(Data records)
========================

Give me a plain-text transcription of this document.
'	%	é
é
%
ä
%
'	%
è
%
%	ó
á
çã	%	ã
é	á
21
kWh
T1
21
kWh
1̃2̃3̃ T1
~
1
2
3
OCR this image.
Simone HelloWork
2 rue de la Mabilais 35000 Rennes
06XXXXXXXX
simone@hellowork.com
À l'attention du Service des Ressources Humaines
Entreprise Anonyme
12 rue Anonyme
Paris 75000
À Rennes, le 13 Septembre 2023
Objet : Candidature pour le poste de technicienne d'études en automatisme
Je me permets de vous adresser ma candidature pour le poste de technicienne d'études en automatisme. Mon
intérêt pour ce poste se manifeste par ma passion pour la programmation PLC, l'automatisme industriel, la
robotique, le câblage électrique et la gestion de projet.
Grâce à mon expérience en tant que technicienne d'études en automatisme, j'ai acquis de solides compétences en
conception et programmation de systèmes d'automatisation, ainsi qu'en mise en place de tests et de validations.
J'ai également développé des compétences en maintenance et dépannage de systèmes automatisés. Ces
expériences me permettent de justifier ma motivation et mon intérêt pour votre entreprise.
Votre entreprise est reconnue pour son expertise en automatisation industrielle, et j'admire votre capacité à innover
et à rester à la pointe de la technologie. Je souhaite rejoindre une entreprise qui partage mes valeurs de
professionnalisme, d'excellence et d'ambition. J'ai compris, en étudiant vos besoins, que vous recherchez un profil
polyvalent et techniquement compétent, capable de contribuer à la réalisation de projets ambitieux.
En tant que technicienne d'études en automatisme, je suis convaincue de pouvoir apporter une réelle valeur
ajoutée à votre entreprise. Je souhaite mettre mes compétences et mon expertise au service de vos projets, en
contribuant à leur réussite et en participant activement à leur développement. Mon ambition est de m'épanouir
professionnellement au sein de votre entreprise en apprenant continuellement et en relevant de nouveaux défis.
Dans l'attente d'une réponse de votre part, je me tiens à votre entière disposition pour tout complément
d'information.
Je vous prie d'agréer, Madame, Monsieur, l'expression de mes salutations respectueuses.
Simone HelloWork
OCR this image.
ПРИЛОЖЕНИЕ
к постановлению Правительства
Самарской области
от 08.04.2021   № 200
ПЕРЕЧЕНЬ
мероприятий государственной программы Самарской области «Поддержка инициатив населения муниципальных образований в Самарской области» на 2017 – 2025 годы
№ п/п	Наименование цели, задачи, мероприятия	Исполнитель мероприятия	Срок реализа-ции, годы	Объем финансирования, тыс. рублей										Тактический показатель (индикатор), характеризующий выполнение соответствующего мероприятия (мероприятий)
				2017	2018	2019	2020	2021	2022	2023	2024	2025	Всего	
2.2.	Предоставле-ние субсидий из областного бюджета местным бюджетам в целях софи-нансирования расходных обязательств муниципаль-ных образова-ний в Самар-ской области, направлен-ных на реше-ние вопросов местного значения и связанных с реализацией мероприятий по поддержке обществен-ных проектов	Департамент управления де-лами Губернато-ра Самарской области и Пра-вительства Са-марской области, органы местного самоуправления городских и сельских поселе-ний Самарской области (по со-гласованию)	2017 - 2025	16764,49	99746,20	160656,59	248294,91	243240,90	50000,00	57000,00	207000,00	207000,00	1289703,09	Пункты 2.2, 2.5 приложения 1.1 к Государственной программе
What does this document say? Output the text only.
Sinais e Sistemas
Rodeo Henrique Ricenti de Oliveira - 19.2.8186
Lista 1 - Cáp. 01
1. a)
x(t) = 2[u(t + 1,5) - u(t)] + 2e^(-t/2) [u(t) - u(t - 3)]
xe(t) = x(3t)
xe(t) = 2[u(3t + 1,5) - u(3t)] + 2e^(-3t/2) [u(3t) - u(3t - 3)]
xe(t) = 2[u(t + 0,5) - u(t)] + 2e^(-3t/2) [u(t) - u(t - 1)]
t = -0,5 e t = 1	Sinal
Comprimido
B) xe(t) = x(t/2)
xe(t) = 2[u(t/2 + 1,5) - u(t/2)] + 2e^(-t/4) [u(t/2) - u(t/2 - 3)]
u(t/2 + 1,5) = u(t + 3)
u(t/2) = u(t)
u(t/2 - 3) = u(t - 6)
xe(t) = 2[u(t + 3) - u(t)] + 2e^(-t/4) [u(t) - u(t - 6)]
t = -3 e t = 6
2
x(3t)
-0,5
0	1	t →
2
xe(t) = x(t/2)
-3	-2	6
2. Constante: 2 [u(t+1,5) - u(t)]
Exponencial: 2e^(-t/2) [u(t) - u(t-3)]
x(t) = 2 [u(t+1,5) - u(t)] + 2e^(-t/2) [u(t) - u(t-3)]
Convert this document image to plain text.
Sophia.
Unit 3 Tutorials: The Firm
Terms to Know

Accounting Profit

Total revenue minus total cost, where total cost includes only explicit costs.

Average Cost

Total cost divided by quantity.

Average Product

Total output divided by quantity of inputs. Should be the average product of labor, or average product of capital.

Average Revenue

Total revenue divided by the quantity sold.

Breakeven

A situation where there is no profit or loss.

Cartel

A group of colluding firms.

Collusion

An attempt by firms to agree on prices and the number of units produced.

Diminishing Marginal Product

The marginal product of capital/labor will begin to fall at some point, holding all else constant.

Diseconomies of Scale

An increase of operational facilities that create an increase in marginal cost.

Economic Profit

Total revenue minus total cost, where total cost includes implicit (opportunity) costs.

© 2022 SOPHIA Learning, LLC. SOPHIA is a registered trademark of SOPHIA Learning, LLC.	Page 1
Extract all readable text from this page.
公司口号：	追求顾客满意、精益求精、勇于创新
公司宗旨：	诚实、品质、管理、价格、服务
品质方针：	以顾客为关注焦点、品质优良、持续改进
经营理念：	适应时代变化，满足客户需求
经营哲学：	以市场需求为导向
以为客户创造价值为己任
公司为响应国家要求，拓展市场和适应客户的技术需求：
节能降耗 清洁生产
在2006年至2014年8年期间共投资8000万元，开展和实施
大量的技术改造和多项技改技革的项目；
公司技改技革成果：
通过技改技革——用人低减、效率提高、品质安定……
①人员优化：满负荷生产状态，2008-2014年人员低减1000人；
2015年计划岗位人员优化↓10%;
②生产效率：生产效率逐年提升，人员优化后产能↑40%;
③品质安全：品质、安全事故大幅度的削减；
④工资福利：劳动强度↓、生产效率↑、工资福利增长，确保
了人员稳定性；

========================

Request:
Scan the data for the word "годы" and copy every line where it shows up.

Worked answer:
мероприятий государственной программы Самарской области «Поддержка инициатив населения муниципальных образований в Самарской области» на 2017 – 2025 годы
№ п/п	Наименование цели, задачи, мероприятия	Исполнитель мероприятия	Срок реализа-ции, годы	Объем финансирования, тыс. рублей										Тактический показатель (индикатор), характеризующий выполнение соответствующего мероприятия (мероприятий)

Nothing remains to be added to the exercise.